_EXERCISE PROMPT:_
Omit images. Retype all entries verbatim.

_LISTING:_
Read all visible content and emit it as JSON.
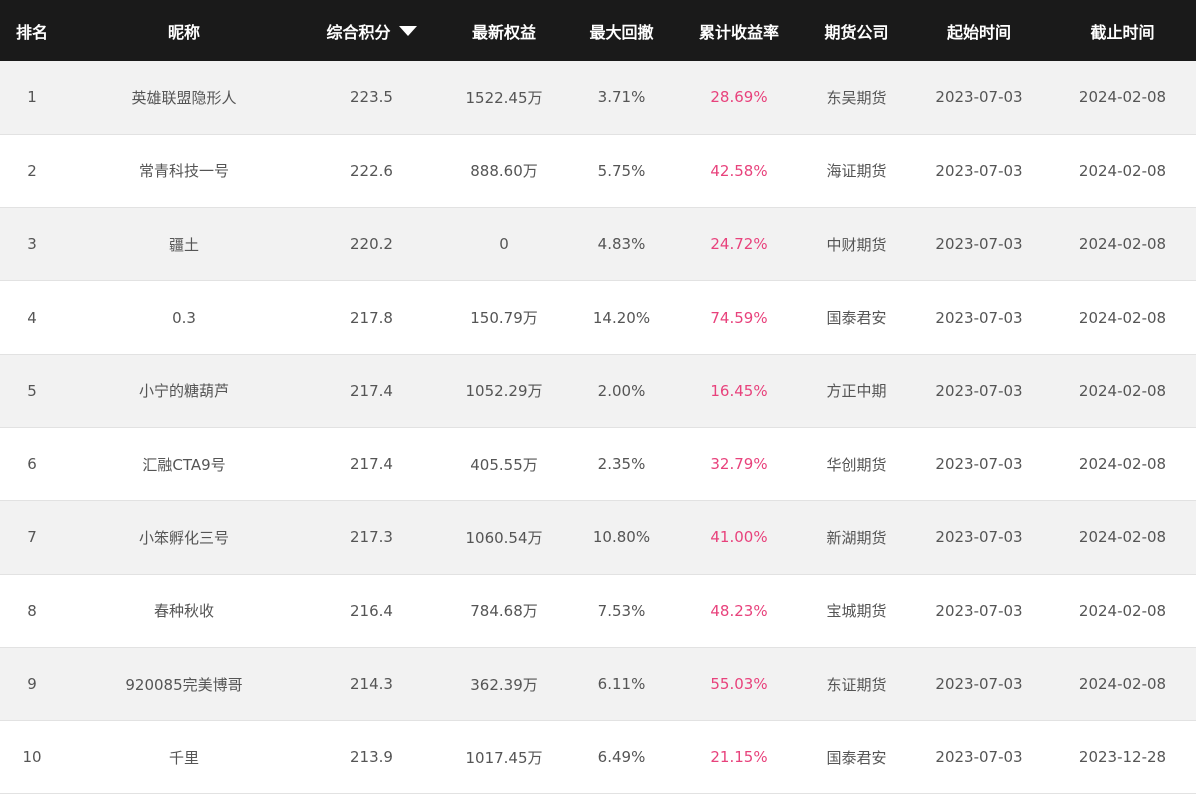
{
  "header": {
    "rank": "排名",
    "nickname": "昵称",
    "score": "综合积分",
    "equity": "最新权益",
    "max_drawdown": "最大回撤",
    "cum_return": "累计收益率",
    "broker": "期货公司",
    "start": "起始时间",
    "end": "截止时间"
  },
  "accent_color": "#e8427c",
  "rows": [
    {
      "rank": "1",
      "nickname": "英雄联盟隐形人",
      "score": "223.5",
      "equity": "1522.45万",
      "max_drawdown": "3.71%",
      "cum_return": "28.69%",
      "broker": "东吴期货",
      "start": "2023-07-03",
      "end": "2024-02-08"
    },
    {
      "rank": "2",
      "nickname": "常青科技一号",
      "score": "222.6",
      "equity": "888.60万",
      "max_drawdown": "5.75%",
      "cum_return": "42.58%",
      "broker": "海证期货",
      "start": "2023-07-03",
      "end": "2024-02-08"
    },
    {
      "rank": "3",
      "nickname": "疆土",
      "score": "220.2",
      "equity": "0",
      "max_drawdown": "4.83%",
      "cum_return": "24.72%",
      "broker": "中财期货",
      "start": "2023-07-03",
      "end": "2024-02-08"
    },
    {
      "rank": "4",
      "nickname": "0.3",
      "score": "217.8",
      "equity": "150.79万",
      "max_drawdown": "14.20%",
      "cum_return": "74.59%",
      "broker": "国泰君安",
      "start": "2023-07-03",
      "end": "2024-02-08"
    },
    {
      "rank": "5",
      "nickname": "小宁的糖葫芦",
      "score": "217.4",
      "equity": "1052.29万",
      "max_drawdown": "2.00%",
      "cum_return": "16.45%",
      "broker": "方正中期",
      "start": "2023-07-03",
      "end": "2024-02-08"
    },
    {
      "rank": "6",
      "nickname": "汇融CTA9号",
      "score": "217.4",
      "equity": "405.55万",
      "max_drawdown": "2.35%",
      "cum_return": "32.79%",
      "broker": "华创期货",
      "start": "2023-07-03",
      "end": "2024-02-08"
    },
    {
      "rank": "7",
      "nickname": "小笨孵化三号",
      "score": "217.3",
      "equity": "1060.54万",
      "max_drawdown": "10.80%",
      "cum_return": "41.00%",
      "broker": "新湖期货",
      "start": "2023-07-03",
      "end": "2024-02-08"
    },
    {
      "rank": "8",
      "nickname": "春种秋收",
      "score": "216.4",
      "equity": "784.68万",
      "max_drawdown": "7.53%",
      "cum_return": "48.23%",
      "broker": "宝城期货",
      "start": "2023-07-03",
      "end": "2024-02-08"
    },
    {
      "rank": "9",
      "nickname": "920085完美博哥",
      "score": "214.3",
      "equity": "362.39万",
      "max_drawdown": "6.11%",
      "cum_return": "55.03%",
      "broker": "东证期货",
      "start": "2023-07-03",
      "end": "2024-02-08"
    },
    {
      "rank": "10",
      "nickname": "千里",
      "score": "213.9",
      "equity": "1017.45万",
      "max_drawdown": "6.49%",
      "cum_return": "21.15%",
      "broker": "国泰君安",
      "start": "2023-07-03",
      "end": "2023-12-28"
    }
  ]
}
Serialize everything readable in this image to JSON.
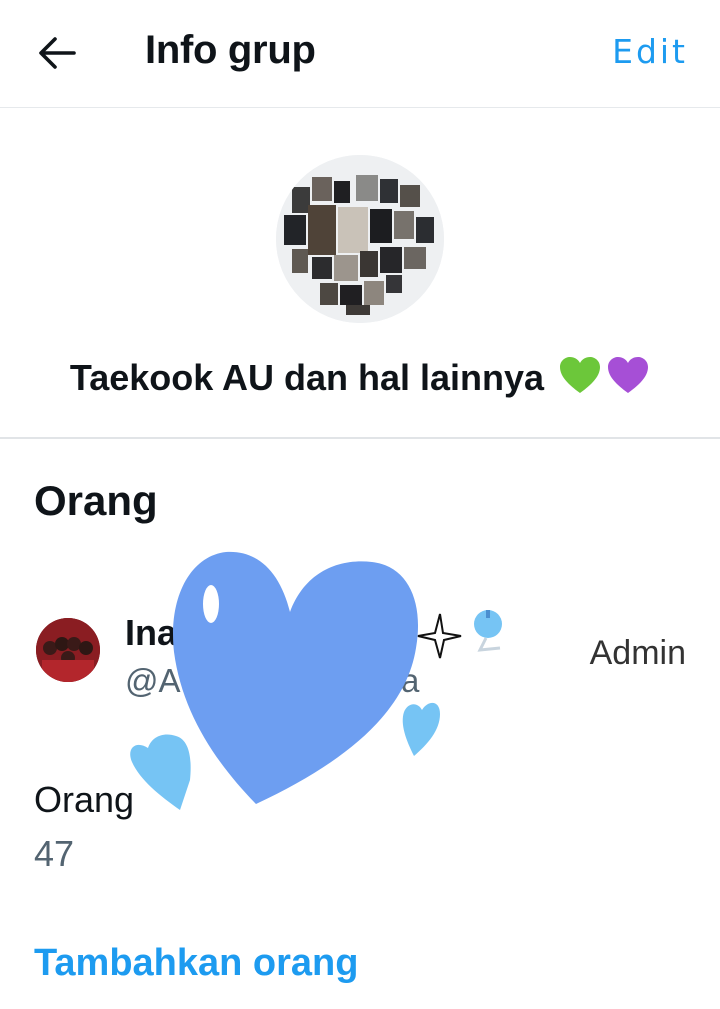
{
  "header": {
    "title": "Info grup",
    "edit_label": "Edit",
    "back_icon": "arrow-left-icon"
  },
  "group": {
    "name": "Taekook AU dan hal lainnya",
    "emojis": [
      "green-heart",
      "purple-heart"
    ],
    "avatar": "photo-collage"
  },
  "people_section": {
    "title": "Orang",
    "members": [
      {
        "name": "Ina",
        "handle": "@A",
        "handle_tail": "a",
        "role": "Admin"
      }
    ],
    "count_label": "Orang",
    "count": "47",
    "add_label": "Tambahkan orang"
  },
  "colors": {
    "accent": "#1d9bf0",
    "text": "#0f1419",
    "secondary": "#536471",
    "divider": "#e6e9ec",
    "redaction_blue": "#6d9ef1",
    "redaction_light_blue": "#76c4f4",
    "heart_green": "#6cc73a",
    "heart_purple": "#a64fd6"
  }
}
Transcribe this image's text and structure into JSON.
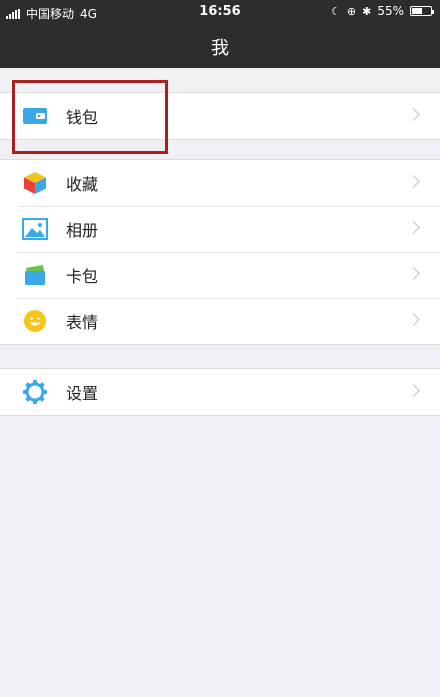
{
  "status_bar": {
    "carrier": "中国移动",
    "network": "4G",
    "time": "16:56",
    "battery": "55%",
    "battery_level": 0.55
  },
  "nav": {
    "title": "我"
  },
  "groups": [
    {
      "items": [
        {
          "label": "钱包",
          "icon": "wallet-icon"
        }
      ]
    },
    {
      "items": [
        {
          "label": "收藏",
          "icon": "favorites-cube-icon"
        },
        {
          "label": "相册",
          "icon": "album-picture-icon"
        },
        {
          "label": "卡包",
          "icon": "card-package-icon"
        },
        {
          "label": "表情",
          "icon": "emoji-smiley-icon"
        }
      ]
    },
    {
      "items": [
        {
          "label": "设置",
          "icon": "settings-gear-icon"
        }
      ]
    }
  ],
  "colors": {
    "navbar": "#2d2d30",
    "background": "#efeff4",
    "highlight_box": "#a5221f"
  }
}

_RESPONSE TO THIS EXERCISE:_
Read all visible content and emit it as JSON.
{
  "header": {
    "rank": "排名",
    "nickname": "昵称",
    "score": "综合积分",
    "equity": "最新权益",
    "max_drawdown": "最大回撤",
    "cum_return": "累计收益率",
    "broker": "期货公司",
    "start": "起始时间",
    "end": "截止时间"
  },
  "accent_color": "#e8427c",
  "rows": [
    {
      "rank": "1",
      "nickname": "英雄联盟隐形人",
      "score": "223.5",
      "equity": "1522.45万",
      "max_drawdown": "3.71%",
      "cum_return": "28.69%",
      "broker": "东吴期货",
      "start": "2023-07-03",
      "end": "2024-02-08"
    },
    {
      "rank": "2",
      "nickname": "常青科技一号",
      "score": "222.6",
      "equity": "888.60万",
      "max_drawdown": "5.75%",
      "cum_return": "42.58%",
      "broker": "海证期货",
      "start": "2023-07-03",
      "end": "2024-02-08"
    },
    {
      "rank": "3",
      "nickname": "疆土",
      "score": "220.2",
      "equity": "0",
      "max_drawdown": "4.83%",
      "cum_return": "24.72%",
      "broker": "中财期货",
      "start": "2023-07-03",
      "end": "2024-02-08"
    },
    {
      "rank": "4",
      "nickname": "0.3",
      "score": "217.8",
      "equity": "150.79万",
      "max_drawdown": "14.20%",
      "cum_return": "74.59%",
      "broker": "国泰君安",
      "start": "2023-07-03",
      "end": "2024-02-08"
    },
    {
      "rank": "5",
      "nickname": "小宁的糖葫芦",
      "score": "217.4",
      "equity": "1052.29万",
      "max_drawdown": "2.00%",
      "cum_return": "16.45%",
      "broker": "方正中期",
      "start": "2023-07-03",
      "end": "2024-02-08"
    },
    {
      "rank": "6",
      "nickname": "汇融CTA9号",
      "score": "217.4",
      "equity": "405.55万",
      "max_drawdown": "2.35%",
      "cum_return": "32.79%",
      "broker": "华创期货",
      "start": "2023-07-03",
      "end": "2024-02-08"
    },
    {
      "rank": "7",
      "nickname": "小笨孵化三号",
      "score": "217.3",
      "equity": "1060.54万",
      "max_drawdown": "10.80%",
      "cum_return": "41.00%",
      "broker": "新湖期货",
      "start": "2023-07-03",
      "end": "2024-02-08"
    },
    {
      "rank": "8",
      "nickname": "春种秋收",
      "score": "216.4",
      "equity": "784.68万",
      "max_drawdown": "7.53%",
      "cum_return": "48.23%",
      "broker": "宝城期货",
      "start": "2023-07-03",
      "end": "2024-02-08"
    },
    {
      "rank": "9",
      "nickname": "920085完美博哥",
      "score": "214.3",
      "equity": "362.39万",
      "max_drawdown": "6.11%",
      "cum_return": "55.03%",
      "broker": "东证期货",
      "start": "2023-07-03",
      "end": "2024-02-08"
    },
    {
      "rank": "10",
      "nickname": "千里",
      "score": "213.9",
      "equity": "1017.45万",
      "max_drawdown": "6.49%",
      "cum_return": "21.15%",
      "broker": "国泰君安",
      "start": "2023-07-03",
      "end": "2023-12-28"
    }
  ]
}
Serialize everything readable in this image to JSON.
{
  "header": {
    "title": "Info grup",
    "edit_label": "Edit",
    "back_icon": "arrow-left-icon"
  },
  "group": {
    "name": "Taekook AU dan hal lainnya",
    "emojis": [
      "green-heart",
      "purple-heart"
    ],
    "avatar": "photo-collage"
  },
  "people_section": {
    "title": "Orang",
    "members": [
      {
        "name": "Ina",
        "handle": "@A",
        "handle_tail": "a",
        "role": "Admin"
      }
    ],
    "count_label": "Orang",
    "count": "47",
    "add_label": "Tambahkan orang"
  },
  "colors": {
    "accent": "#1d9bf0",
    "text": "#0f1419",
    "secondary": "#536471",
    "divider": "#e6e9ec",
    "redaction_blue": "#6d9ef1",
    "redaction_light_blue": "#76c4f4",
    "heart_green": "#6cc73a",
    "heart_purple": "#a64fd6"
  }
}
Transcribe this image's text and structure into JSON.
{
  "status_bar": {
    "carrier": "中国移动",
    "network": "4G",
    "time": "16:56",
    "battery": "55%",
    "battery_level": 0.55
  },
  "nav": {
    "title": "我"
  },
  "groups": [
    {
      "items": [
        {
          "label": "钱包",
          "icon": "wallet-icon"
        }
      ]
    },
    {
      "items": [
        {
          "label": "收藏",
          "icon": "favorites-cube-icon"
        },
        {
          "label": "相册",
          "icon": "album-picture-icon"
        },
        {
          "label": "卡包",
          "icon": "card-package-icon"
        },
        {
          "label": "表情",
          "icon": "emoji-smiley-icon"
        }
      ]
    },
    {
      "items": [
        {
          "label": "设置",
          "icon": "settings-gear-icon"
        }
      ]
    }
  ],
  "colors": {
    "navbar": "#2d2d30",
    "background": "#efeff4",
    "highlight_box": "#a5221f"
  }
}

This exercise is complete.